— begin —
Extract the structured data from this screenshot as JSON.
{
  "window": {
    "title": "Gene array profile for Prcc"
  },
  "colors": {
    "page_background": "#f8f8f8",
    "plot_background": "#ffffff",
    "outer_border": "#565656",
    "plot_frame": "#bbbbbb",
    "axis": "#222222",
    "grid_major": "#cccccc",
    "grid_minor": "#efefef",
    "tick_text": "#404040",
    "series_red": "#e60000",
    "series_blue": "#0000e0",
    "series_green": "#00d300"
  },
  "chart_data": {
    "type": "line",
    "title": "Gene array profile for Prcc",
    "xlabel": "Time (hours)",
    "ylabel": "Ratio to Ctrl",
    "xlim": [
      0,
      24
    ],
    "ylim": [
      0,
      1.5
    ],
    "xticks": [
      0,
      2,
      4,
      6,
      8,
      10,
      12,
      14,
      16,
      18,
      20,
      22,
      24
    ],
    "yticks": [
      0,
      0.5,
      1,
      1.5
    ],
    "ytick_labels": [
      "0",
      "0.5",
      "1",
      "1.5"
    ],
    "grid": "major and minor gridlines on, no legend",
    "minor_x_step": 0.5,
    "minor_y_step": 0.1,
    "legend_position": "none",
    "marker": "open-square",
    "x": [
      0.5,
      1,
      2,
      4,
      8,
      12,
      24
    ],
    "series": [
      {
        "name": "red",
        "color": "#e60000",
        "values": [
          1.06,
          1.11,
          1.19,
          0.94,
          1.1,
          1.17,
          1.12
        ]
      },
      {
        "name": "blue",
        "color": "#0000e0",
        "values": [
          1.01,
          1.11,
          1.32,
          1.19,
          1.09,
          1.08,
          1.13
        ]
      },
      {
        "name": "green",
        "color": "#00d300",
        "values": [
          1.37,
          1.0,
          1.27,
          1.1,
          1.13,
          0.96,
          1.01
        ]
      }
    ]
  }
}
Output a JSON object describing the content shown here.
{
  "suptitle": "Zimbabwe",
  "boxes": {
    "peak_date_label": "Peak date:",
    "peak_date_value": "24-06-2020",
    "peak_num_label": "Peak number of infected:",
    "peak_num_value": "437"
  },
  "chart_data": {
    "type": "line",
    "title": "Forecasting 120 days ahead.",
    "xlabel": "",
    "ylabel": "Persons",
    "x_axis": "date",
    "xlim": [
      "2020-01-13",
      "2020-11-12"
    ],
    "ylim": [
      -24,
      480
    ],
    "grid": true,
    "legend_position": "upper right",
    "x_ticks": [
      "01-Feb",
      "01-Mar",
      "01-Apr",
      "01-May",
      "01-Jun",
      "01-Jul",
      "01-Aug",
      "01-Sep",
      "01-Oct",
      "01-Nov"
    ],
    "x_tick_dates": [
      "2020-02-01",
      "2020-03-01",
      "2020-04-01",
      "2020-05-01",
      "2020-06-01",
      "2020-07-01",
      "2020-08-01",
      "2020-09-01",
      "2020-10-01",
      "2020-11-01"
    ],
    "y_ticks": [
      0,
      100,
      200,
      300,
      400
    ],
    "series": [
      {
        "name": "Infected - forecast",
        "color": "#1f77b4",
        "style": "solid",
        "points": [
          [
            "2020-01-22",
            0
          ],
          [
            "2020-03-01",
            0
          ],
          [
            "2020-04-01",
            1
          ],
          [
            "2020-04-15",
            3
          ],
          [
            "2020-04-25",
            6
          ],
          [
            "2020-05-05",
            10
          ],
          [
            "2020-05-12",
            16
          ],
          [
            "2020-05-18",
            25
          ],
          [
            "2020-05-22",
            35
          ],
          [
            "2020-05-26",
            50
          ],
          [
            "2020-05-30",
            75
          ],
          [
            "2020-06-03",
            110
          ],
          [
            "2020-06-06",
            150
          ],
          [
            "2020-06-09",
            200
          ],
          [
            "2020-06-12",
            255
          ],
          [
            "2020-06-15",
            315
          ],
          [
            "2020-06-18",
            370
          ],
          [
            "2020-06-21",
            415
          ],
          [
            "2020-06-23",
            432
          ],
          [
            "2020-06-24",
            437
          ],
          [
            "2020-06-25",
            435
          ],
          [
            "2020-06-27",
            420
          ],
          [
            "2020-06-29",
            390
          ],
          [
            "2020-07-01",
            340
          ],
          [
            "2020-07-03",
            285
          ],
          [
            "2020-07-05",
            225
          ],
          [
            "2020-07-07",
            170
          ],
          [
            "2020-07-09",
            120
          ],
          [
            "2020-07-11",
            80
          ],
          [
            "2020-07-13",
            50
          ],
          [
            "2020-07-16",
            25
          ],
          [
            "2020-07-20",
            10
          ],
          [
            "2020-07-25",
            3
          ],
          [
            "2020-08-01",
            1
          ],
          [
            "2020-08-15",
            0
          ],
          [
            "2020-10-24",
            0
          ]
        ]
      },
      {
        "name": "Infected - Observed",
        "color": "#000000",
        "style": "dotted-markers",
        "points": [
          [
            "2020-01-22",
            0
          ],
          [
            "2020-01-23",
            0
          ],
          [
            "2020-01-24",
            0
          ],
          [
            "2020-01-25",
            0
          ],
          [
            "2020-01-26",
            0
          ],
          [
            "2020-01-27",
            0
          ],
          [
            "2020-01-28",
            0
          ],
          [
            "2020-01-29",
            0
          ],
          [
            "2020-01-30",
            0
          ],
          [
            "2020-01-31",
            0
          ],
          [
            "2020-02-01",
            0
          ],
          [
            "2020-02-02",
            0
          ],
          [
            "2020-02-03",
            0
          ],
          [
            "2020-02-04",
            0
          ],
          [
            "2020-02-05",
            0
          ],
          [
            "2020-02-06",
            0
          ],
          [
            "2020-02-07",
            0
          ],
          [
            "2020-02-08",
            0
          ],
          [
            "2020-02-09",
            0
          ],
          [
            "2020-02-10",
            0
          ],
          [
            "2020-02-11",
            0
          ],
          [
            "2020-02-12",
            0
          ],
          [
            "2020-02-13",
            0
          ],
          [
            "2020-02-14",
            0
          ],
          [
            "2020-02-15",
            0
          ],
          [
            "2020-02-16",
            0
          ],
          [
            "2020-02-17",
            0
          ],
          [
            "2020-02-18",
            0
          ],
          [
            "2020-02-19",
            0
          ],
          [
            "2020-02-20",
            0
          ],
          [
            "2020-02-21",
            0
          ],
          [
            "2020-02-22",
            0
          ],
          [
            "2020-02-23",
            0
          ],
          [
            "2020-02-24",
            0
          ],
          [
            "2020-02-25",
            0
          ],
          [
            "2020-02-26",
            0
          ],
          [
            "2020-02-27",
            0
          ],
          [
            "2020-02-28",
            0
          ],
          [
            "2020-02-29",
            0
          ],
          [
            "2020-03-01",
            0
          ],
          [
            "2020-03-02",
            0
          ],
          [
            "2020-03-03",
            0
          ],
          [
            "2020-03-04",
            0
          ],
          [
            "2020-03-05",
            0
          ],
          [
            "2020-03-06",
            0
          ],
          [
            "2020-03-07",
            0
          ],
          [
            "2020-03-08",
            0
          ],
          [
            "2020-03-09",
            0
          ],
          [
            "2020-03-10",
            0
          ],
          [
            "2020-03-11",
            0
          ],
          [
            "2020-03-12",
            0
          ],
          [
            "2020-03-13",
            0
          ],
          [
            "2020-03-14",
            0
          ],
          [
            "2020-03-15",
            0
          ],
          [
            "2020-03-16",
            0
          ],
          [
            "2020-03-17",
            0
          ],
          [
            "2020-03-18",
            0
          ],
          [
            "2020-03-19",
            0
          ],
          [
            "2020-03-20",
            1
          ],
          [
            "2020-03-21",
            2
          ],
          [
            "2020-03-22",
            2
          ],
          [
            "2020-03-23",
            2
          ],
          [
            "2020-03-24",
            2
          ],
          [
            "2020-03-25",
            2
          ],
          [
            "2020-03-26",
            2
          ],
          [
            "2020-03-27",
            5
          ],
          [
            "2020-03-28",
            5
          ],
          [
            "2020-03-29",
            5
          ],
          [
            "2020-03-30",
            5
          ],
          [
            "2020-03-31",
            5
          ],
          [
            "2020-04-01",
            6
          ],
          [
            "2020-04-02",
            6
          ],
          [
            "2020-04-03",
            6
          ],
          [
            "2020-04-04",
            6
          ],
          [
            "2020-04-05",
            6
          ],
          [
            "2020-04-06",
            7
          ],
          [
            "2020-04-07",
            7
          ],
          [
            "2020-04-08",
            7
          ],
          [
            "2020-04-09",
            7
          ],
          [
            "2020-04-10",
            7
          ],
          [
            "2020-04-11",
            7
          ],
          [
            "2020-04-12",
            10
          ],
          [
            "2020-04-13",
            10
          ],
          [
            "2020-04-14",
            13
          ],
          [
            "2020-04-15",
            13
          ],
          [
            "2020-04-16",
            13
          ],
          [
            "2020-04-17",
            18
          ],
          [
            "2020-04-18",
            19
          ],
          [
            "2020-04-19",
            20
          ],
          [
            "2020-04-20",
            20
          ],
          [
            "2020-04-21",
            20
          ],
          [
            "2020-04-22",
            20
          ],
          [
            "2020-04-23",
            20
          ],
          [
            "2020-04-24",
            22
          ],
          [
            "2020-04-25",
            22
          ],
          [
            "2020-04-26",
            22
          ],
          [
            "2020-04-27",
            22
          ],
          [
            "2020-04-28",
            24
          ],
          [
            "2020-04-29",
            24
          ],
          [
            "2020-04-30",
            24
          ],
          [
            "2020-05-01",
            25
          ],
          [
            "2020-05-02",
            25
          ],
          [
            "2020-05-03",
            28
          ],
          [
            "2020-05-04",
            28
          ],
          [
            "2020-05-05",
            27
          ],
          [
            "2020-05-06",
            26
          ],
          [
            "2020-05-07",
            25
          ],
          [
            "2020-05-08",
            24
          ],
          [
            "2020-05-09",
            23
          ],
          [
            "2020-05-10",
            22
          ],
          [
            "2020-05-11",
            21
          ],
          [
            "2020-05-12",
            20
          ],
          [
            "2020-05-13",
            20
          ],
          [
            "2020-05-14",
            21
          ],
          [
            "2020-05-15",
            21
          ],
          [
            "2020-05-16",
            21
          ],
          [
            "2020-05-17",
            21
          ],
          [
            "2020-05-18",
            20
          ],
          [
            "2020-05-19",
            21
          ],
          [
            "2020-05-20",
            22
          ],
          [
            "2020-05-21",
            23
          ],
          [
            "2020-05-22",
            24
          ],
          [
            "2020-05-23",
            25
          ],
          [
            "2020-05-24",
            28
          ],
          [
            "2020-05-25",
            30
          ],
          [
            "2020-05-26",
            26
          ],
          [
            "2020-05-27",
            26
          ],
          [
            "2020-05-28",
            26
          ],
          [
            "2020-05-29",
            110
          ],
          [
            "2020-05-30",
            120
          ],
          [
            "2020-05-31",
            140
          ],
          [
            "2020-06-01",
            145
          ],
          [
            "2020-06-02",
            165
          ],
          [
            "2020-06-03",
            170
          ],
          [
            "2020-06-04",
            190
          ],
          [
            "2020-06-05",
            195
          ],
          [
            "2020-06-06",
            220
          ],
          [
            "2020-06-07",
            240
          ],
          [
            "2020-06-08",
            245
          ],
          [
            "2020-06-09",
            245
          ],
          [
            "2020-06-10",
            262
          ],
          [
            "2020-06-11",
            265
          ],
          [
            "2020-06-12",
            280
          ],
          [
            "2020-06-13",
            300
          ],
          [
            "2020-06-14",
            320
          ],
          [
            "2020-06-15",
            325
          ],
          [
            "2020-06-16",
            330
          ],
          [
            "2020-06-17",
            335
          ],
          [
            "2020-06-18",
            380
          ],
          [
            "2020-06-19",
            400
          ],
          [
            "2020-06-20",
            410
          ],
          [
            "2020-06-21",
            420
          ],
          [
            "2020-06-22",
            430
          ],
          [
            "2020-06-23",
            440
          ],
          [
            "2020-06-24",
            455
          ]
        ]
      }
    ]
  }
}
— end —
### Short exercise
Pull out every line containing "profile".

### Solution to the exercise
    "title": "Gene array profile for Prcc"
    "title": "Gene array profile for Prcc",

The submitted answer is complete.